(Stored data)
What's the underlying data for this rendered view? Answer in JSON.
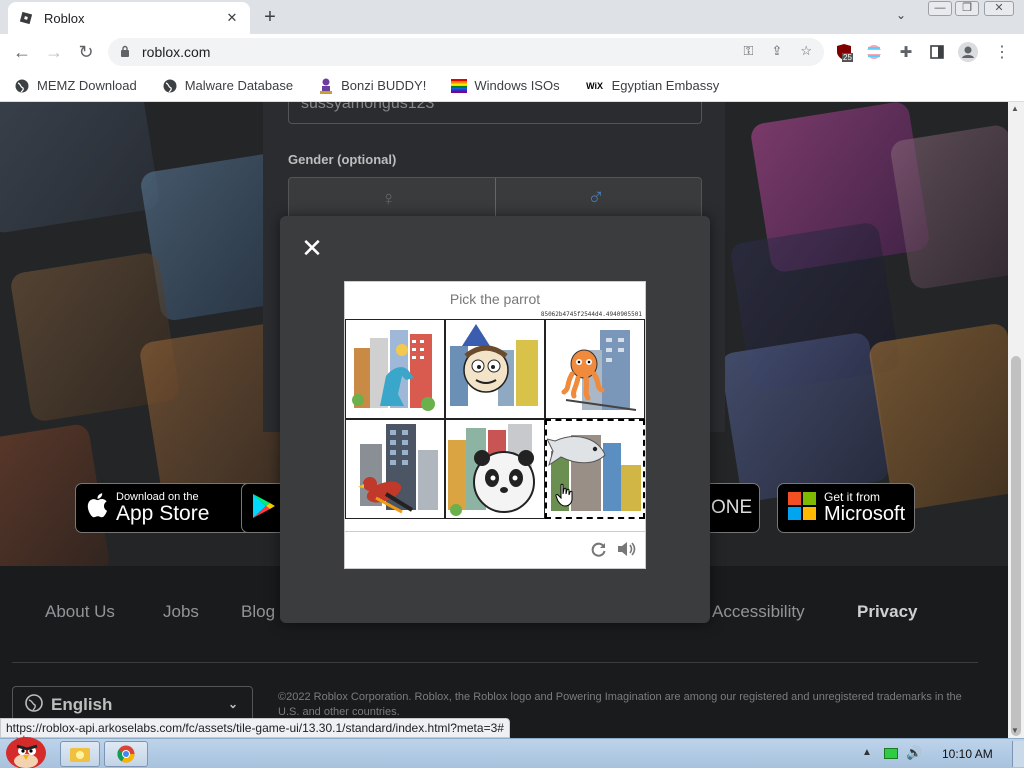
{
  "browser": {
    "tab_title": "Roblox",
    "url": "roblox.com",
    "extension_badge": "25",
    "bookmarks": [
      {
        "label": "MEMZ Download",
        "icon": "globe-icon"
      },
      {
        "label": "Malware Database",
        "icon": "globe-icon"
      },
      {
        "label": "Bonzi BUDDY!",
        "icon": "bonzi-icon"
      },
      {
        "label": "Windows ISOs",
        "icon": "rainbow-flag-icon"
      },
      {
        "label": "Egyptian Embassy",
        "icon": "wix-icon"
      }
    ],
    "wix_text": "WiX",
    "status_url": "https://roblox-api.arkoselabs.com/fc/assets/tile-game-ui/13.30.1/standard/index.html?meta=3#"
  },
  "page": {
    "username_value": "sussyamongus123",
    "gender_label": "Gender (optional)",
    "store": {
      "appstore_small": "Download on the",
      "appstore_big": "App Store",
      "xbox_text": "ONE",
      "ms_small": "Get it from",
      "ms_big": "Microsoft"
    },
    "footer_links": [
      "About Us",
      "Jobs",
      "Blog",
      "Accessibility",
      "Privacy"
    ],
    "language": "English",
    "copyright": "©2022 Roblox Corporation. Roblox, the Roblox logo and Powering Imagination are among our registered and unregistered trademarks in the U.S. and other countries."
  },
  "captcha": {
    "prompt": "Pick the parrot",
    "challenge_id": "85062b4745f2544d4.4940905501",
    "tiles": [
      {
        "content": "dinosaur"
      },
      {
        "content": "cartoon-face"
      },
      {
        "content": "octopus"
      },
      {
        "content": "parrot"
      },
      {
        "content": "panda"
      },
      {
        "content": "fish"
      }
    ],
    "selected_tile": 6
  },
  "taskbar": {
    "time": "10:10 AM"
  },
  "colors": {
    "accent": "#1a73e8",
    "page_bg": "#232527",
    "overlay_bg": "#3b3c3d"
  }
}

**What is being asked:** Read through the data and copy every line where "icon" shows up.

**Worked answer:**
        "icon": "globe-icon"
        "icon": "globe-icon"
        "icon": "bonzi-icon"
        "icon": "rainbow-flag-icon"
        "icon": "wix-icon"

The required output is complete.